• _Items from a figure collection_
---+---
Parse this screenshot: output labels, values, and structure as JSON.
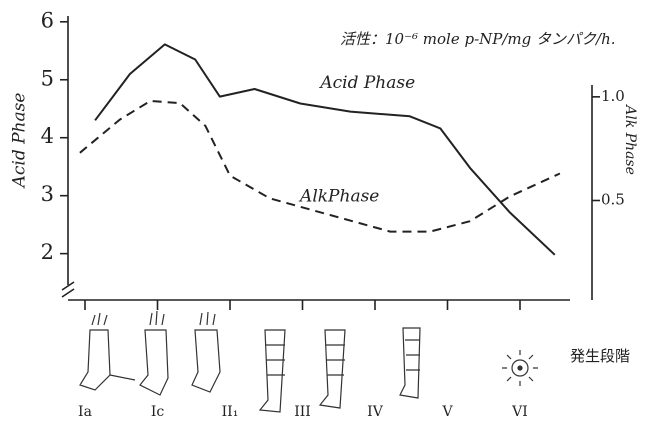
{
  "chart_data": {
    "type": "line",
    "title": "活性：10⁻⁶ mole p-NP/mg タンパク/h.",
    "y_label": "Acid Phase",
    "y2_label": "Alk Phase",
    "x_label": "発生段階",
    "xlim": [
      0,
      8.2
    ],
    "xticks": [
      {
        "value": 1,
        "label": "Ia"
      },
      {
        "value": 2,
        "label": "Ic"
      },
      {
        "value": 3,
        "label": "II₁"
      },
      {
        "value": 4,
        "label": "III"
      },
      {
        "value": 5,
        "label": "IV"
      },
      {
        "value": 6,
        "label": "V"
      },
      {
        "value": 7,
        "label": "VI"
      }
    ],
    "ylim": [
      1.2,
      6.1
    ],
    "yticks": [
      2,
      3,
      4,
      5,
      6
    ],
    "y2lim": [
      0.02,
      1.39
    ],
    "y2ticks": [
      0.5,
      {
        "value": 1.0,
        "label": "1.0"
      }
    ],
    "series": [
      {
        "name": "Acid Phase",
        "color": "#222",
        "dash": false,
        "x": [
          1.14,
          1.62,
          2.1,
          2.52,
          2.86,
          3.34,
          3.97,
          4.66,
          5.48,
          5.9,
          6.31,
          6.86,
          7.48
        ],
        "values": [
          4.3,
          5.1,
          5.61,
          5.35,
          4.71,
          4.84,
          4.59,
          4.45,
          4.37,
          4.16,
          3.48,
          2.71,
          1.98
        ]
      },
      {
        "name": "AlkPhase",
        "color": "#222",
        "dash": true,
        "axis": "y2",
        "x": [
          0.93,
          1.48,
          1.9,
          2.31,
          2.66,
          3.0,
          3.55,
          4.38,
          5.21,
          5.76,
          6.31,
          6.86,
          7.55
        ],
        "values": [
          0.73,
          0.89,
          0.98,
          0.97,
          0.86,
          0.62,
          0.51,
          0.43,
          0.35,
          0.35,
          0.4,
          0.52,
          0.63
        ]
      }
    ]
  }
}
---+---
• _WORK TO BE COMPLETED_
The pictures should not be reproduced; quote all of the other material exactly.

• _ANSWER_
Parse this screenshot: output labels, values, and structure as JSON.
{
  "chart_data": {
    "type": "line",
    "title": "活性：10⁻⁶ mole p-NP/mg タンパク/h.",
    "y_label": "Acid Phase",
    "y2_label": "Alk Phase",
    "x_label": "発生段階",
    "xlim": [
      0,
      8.2
    ],
    "xticks": [
      {
        "value": 1,
        "label": "Ia"
      },
      {
        "value": 2,
        "label": "Ic"
      },
      {
        "value": 3,
        "label": "II₁"
      },
      {
        "value": 4,
        "label": "III"
      },
      {
        "value": 5,
        "label": "IV"
      },
      {
        "value": 6,
        "label": "V"
      },
      {
        "value": 7,
        "label": "VI"
      }
    ],
    "ylim": [
      1.2,
      6.1
    ],
    "yticks": [
      2,
      3,
      4,
      5,
      6
    ],
    "y2lim": [
      0.02,
      1.39
    ],
    "y2ticks": [
      0.5,
      {
        "value": 1.0,
        "label": "1.0"
      }
    ],
    "series": [
      {
        "name": "Acid Phase",
        "color": "#222",
        "dash": false,
        "x": [
          1.14,
          1.62,
          2.1,
          2.52,
          2.86,
          3.34,
          3.97,
          4.66,
          5.48,
          5.9,
          6.31,
          6.86,
          7.48
        ],
        "values": [
          4.3,
          5.1,
          5.61,
          5.35,
          4.71,
          4.84,
          4.59,
          4.45,
          4.37,
          4.16,
          3.48,
          2.71,
          1.98
        ]
      },
      {
        "name": "AlkPhase",
        "color": "#222",
        "dash": true,
        "axis": "y2",
        "x": [
          0.93,
          1.48,
          1.9,
          2.31,
          2.66,
          3.0,
          3.55,
          4.38,
          5.21,
          5.76,
          6.31,
          6.86,
          7.55
        ],
        "values": [
          0.73,
          0.89,
          0.98,
          0.97,
          0.86,
          0.62,
          0.51,
          0.43,
          0.35,
          0.35,
          0.4,
          0.52,
          0.63
        ]
      }
    ]
  }
}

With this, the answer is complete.